* start Records supplied *

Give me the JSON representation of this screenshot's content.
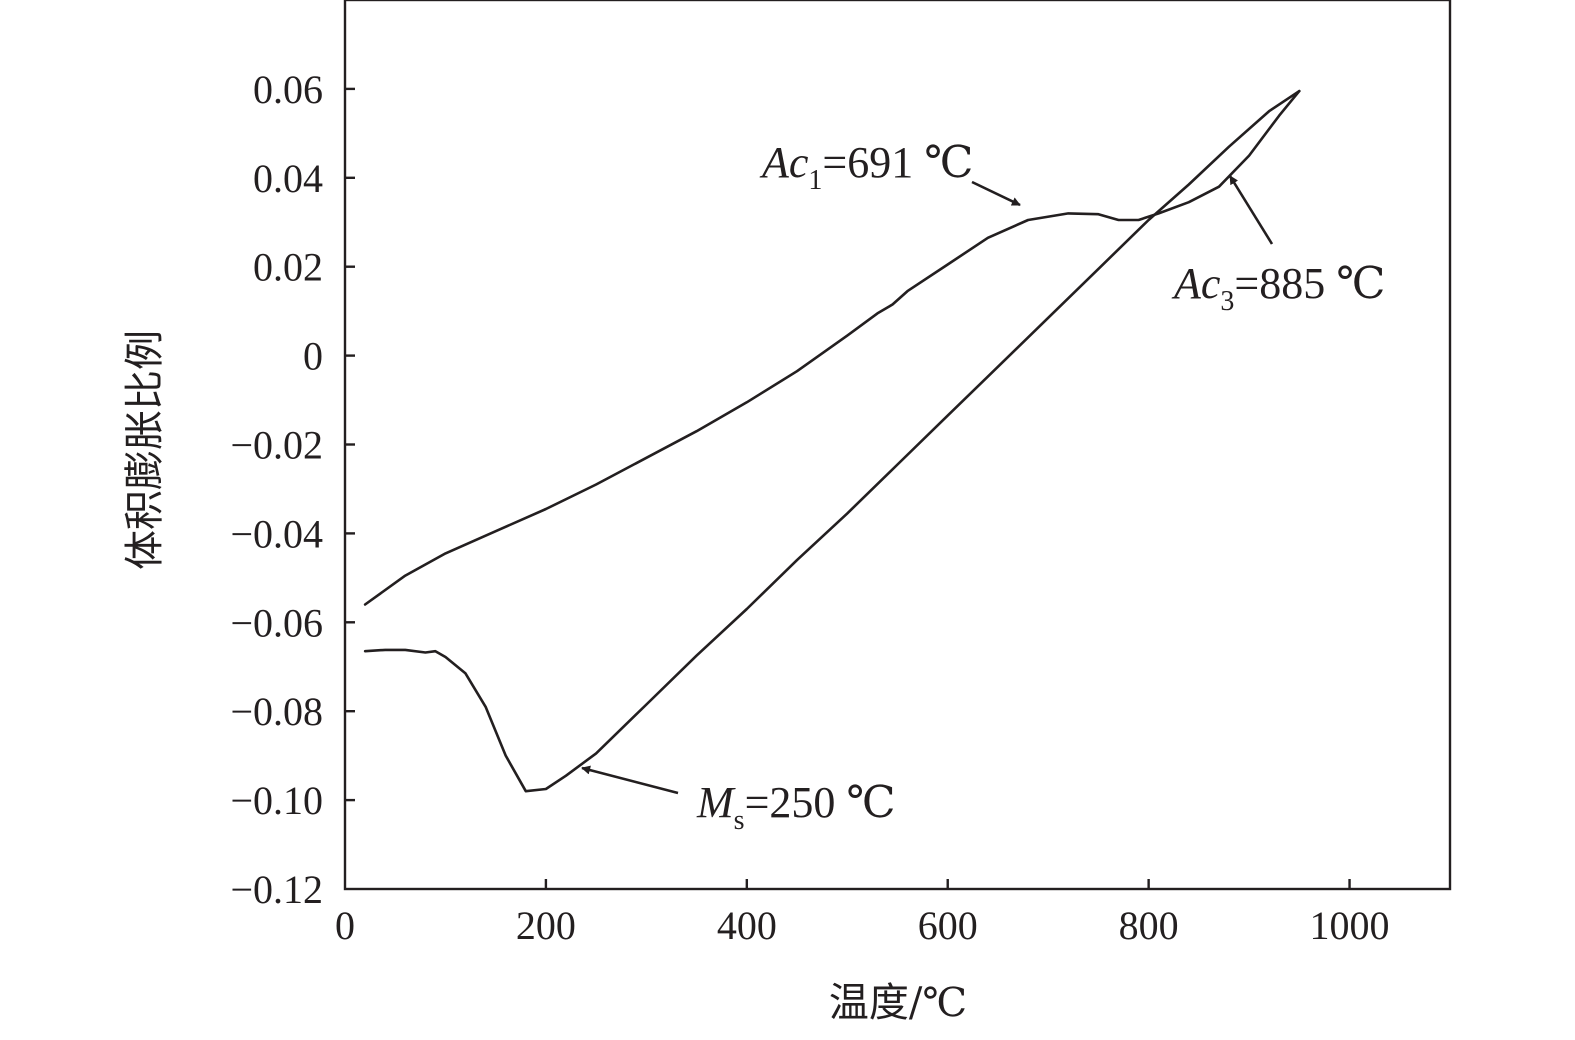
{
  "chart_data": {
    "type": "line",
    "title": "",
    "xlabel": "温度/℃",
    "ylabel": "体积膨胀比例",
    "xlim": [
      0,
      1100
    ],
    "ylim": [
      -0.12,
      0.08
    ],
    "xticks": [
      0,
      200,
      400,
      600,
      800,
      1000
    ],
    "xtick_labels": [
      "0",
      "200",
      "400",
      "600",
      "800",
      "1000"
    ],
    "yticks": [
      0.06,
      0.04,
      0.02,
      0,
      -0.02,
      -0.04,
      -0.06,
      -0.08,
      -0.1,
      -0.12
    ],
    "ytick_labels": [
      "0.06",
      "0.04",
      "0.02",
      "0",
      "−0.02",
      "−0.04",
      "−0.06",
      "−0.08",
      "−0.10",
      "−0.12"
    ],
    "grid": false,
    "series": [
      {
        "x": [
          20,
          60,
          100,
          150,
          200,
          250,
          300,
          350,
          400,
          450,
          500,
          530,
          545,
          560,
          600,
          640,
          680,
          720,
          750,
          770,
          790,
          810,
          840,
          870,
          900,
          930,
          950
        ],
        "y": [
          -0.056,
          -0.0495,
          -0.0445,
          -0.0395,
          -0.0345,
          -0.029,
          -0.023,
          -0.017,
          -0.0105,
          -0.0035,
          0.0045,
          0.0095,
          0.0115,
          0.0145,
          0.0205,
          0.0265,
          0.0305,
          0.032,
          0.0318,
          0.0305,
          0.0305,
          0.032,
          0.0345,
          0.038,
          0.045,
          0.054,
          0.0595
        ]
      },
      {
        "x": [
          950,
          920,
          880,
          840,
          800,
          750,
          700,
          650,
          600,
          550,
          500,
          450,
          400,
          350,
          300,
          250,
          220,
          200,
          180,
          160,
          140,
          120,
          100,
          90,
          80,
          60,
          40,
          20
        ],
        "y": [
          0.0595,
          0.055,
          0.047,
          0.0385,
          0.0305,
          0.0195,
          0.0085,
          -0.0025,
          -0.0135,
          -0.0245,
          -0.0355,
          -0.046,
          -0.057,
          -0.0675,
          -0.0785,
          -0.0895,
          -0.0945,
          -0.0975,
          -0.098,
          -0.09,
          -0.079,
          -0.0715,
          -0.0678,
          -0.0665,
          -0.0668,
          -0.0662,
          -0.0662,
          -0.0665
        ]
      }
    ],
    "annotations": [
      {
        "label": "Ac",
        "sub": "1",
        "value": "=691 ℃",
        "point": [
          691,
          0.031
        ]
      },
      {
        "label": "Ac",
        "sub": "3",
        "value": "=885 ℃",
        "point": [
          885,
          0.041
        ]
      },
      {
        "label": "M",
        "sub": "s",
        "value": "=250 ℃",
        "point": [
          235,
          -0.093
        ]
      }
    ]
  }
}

* end Records supplied *

Task goal:
Transcribe the full listing above exactly as it stands, minus the pictures.

Result of this exercise:
Give me the JSON representation of this screenshot's content.
{
  "chart_data": {
    "type": "line",
    "title": "",
    "xlabel": "温度/℃",
    "ylabel": "体积膨胀比例",
    "xlim": [
      0,
      1100
    ],
    "ylim": [
      -0.12,
      0.08
    ],
    "xticks": [
      0,
      200,
      400,
      600,
      800,
      1000
    ],
    "xtick_labels": [
      "0",
      "200",
      "400",
      "600",
      "800",
      "1000"
    ],
    "yticks": [
      0.06,
      0.04,
      0.02,
      0,
      -0.02,
      -0.04,
      -0.06,
      -0.08,
      -0.1,
      -0.12
    ],
    "ytick_labels": [
      "0.06",
      "0.04",
      "0.02",
      "0",
      "−0.02",
      "−0.04",
      "−0.06",
      "−0.08",
      "−0.10",
      "−0.12"
    ],
    "grid": false,
    "series": [
      {
        "x": [
          20,
          60,
          100,
          150,
          200,
          250,
          300,
          350,
          400,
          450,
          500,
          530,
          545,
          560,
          600,
          640,
          680,
          720,
          750,
          770,
          790,
          810,
          840,
          870,
          900,
          930,
          950
        ],
        "y": [
          -0.056,
          -0.0495,
          -0.0445,
          -0.0395,
          -0.0345,
          -0.029,
          -0.023,
          -0.017,
          -0.0105,
          -0.0035,
          0.0045,
          0.0095,
          0.0115,
          0.0145,
          0.0205,
          0.0265,
          0.0305,
          0.032,
          0.0318,
          0.0305,
          0.0305,
          0.032,
          0.0345,
          0.038,
          0.045,
          0.054,
          0.0595
        ]
      },
      {
        "x": [
          950,
          920,
          880,
          840,
          800,
          750,
          700,
          650,
          600,
          550,
          500,
          450,
          400,
          350,
          300,
          250,
          220,
          200,
          180,
          160,
          140,
          120,
          100,
          90,
          80,
          60,
          40,
          20
        ],
        "y": [
          0.0595,
          0.055,
          0.047,
          0.0385,
          0.0305,
          0.0195,
          0.0085,
          -0.0025,
          -0.0135,
          -0.0245,
          -0.0355,
          -0.046,
          -0.057,
          -0.0675,
          -0.0785,
          -0.0895,
          -0.0945,
          -0.0975,
          -0.098,
          -0.09,
          -0.079,
          -0.0715,
          -0.0678,
          -0.0665,
          -0.0668,
          -0.0662,
          -0.0662,
          -0.0665
        ]
      }
    ],
    "annotations": [
      {
        "label": "Ac",
        "sub": "1",
        "value": "=691 ℃",
        "point": [
          691,
          0.031
        ]
      },
      {
        "label": "Ac",
        "sub": "3",
        "value": "=885 ℃",
        "point": [
          885,
          0.041
        ]
      },
      {
        "label": "M",
        "sub": "s",
        "value": "=250 ℃",
        "point": [
          235,
          -0.093
        ]
      }
    ]
  }
}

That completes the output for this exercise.